[WORK REQUIRED]
Locate the string "McamAdvConfig" in the records below. Copy every line where it occurs.

[Data records]
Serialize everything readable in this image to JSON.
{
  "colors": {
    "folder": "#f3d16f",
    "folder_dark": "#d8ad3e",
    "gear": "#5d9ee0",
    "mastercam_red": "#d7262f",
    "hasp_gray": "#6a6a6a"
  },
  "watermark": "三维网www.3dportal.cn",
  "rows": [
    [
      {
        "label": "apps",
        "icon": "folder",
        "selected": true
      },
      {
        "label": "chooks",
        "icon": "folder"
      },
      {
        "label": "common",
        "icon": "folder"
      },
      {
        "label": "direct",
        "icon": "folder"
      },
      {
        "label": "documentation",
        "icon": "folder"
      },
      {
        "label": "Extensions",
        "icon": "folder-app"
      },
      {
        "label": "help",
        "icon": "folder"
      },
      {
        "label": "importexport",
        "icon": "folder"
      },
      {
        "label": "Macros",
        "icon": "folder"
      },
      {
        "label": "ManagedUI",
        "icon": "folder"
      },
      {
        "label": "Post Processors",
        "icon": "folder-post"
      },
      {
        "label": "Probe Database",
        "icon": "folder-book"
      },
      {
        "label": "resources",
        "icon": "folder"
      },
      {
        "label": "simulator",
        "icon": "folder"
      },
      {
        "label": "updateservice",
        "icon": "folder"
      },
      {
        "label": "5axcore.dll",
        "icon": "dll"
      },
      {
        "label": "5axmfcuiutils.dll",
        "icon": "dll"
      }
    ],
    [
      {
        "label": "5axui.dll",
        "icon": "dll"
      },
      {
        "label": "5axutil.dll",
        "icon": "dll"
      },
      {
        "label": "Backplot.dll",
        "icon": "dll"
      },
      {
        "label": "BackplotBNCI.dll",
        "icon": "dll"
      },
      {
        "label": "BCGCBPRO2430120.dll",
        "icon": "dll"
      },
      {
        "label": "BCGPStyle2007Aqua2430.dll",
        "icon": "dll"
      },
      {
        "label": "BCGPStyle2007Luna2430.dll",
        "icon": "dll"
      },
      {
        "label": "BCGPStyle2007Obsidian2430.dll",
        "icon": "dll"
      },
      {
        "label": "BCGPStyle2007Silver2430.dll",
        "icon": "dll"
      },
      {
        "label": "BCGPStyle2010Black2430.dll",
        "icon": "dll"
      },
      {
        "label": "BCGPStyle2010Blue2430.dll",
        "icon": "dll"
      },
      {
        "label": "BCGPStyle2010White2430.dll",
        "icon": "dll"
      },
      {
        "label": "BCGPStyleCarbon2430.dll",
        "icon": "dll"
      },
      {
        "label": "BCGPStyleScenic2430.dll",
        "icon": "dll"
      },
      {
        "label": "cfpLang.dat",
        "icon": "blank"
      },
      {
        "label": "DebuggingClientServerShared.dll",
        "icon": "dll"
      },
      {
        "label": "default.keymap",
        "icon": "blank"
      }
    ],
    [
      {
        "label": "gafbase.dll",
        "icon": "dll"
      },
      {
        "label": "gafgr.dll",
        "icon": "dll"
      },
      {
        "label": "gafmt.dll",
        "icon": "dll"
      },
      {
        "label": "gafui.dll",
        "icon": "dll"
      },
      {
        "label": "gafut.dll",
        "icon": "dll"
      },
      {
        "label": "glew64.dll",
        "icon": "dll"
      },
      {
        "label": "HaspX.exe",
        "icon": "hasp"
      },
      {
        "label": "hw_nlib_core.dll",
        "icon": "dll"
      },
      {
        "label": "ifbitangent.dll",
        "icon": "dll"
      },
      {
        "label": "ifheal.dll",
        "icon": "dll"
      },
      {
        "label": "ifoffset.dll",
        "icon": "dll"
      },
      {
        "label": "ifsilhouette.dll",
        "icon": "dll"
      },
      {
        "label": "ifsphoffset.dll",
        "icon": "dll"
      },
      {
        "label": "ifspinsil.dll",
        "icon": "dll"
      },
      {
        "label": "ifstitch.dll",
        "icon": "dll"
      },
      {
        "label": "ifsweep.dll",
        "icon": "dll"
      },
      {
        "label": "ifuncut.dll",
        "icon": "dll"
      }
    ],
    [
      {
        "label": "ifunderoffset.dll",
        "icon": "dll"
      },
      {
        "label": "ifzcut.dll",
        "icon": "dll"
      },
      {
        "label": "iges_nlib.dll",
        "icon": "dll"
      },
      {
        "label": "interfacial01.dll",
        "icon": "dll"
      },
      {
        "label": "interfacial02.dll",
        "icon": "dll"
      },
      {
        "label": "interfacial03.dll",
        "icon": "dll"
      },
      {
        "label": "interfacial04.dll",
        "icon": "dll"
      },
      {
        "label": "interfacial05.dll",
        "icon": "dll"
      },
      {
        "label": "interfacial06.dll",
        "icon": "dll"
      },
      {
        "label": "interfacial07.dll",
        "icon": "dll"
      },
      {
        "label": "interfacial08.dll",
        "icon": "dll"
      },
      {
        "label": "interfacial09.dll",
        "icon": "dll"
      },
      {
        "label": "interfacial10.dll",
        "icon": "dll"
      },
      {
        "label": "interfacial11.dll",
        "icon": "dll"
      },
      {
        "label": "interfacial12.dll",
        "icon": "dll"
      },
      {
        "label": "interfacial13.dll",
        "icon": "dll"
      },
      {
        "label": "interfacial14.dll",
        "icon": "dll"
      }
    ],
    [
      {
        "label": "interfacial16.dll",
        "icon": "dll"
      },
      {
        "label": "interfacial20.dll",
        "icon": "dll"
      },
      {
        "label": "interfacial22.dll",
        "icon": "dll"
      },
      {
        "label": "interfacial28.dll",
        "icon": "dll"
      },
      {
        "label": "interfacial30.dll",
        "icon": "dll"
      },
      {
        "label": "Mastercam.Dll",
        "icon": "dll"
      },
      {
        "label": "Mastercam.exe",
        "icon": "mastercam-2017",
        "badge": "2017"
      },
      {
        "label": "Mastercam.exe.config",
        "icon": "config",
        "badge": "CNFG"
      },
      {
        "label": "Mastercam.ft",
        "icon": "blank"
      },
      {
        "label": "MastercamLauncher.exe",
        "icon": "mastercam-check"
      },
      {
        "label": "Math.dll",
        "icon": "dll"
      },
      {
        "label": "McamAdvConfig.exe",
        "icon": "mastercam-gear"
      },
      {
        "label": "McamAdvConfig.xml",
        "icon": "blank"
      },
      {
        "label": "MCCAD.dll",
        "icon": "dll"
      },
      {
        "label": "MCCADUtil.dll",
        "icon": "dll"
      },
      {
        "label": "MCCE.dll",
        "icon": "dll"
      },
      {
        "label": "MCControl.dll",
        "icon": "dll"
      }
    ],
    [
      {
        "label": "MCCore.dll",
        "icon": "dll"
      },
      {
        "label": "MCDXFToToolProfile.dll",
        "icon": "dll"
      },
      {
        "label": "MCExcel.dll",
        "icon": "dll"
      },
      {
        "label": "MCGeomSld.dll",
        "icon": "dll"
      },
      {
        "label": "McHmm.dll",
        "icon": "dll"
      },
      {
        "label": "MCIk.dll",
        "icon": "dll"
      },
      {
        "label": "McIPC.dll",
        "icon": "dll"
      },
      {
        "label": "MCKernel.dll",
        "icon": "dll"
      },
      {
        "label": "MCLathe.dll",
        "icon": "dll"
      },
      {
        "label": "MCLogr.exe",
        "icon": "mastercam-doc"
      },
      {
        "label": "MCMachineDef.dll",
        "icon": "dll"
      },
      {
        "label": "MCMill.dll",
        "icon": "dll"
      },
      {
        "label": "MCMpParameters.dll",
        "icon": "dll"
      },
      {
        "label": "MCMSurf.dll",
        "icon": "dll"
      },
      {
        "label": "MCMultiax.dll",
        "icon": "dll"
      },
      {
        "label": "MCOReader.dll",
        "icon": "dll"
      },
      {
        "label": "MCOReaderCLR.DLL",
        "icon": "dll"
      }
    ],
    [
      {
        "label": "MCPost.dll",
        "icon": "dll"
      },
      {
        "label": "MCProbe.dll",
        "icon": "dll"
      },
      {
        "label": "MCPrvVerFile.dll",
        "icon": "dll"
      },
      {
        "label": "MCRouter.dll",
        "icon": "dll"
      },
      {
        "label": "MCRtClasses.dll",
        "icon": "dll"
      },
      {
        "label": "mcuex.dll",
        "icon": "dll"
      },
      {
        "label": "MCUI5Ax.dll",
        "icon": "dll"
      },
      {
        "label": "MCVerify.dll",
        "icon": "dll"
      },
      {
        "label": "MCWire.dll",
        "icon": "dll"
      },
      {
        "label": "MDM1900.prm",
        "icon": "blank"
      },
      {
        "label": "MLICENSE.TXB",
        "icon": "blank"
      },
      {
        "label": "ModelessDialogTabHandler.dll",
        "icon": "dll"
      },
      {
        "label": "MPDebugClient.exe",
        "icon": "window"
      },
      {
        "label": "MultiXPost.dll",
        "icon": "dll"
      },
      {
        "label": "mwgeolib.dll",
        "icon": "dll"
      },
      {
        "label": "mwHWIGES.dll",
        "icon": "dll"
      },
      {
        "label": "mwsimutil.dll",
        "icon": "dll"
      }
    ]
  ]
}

[RESPONSE FOR THIS EXERCISE]
        "label": "McamAdvConfig.exe",
        "label": "McamAdvConfig.xml",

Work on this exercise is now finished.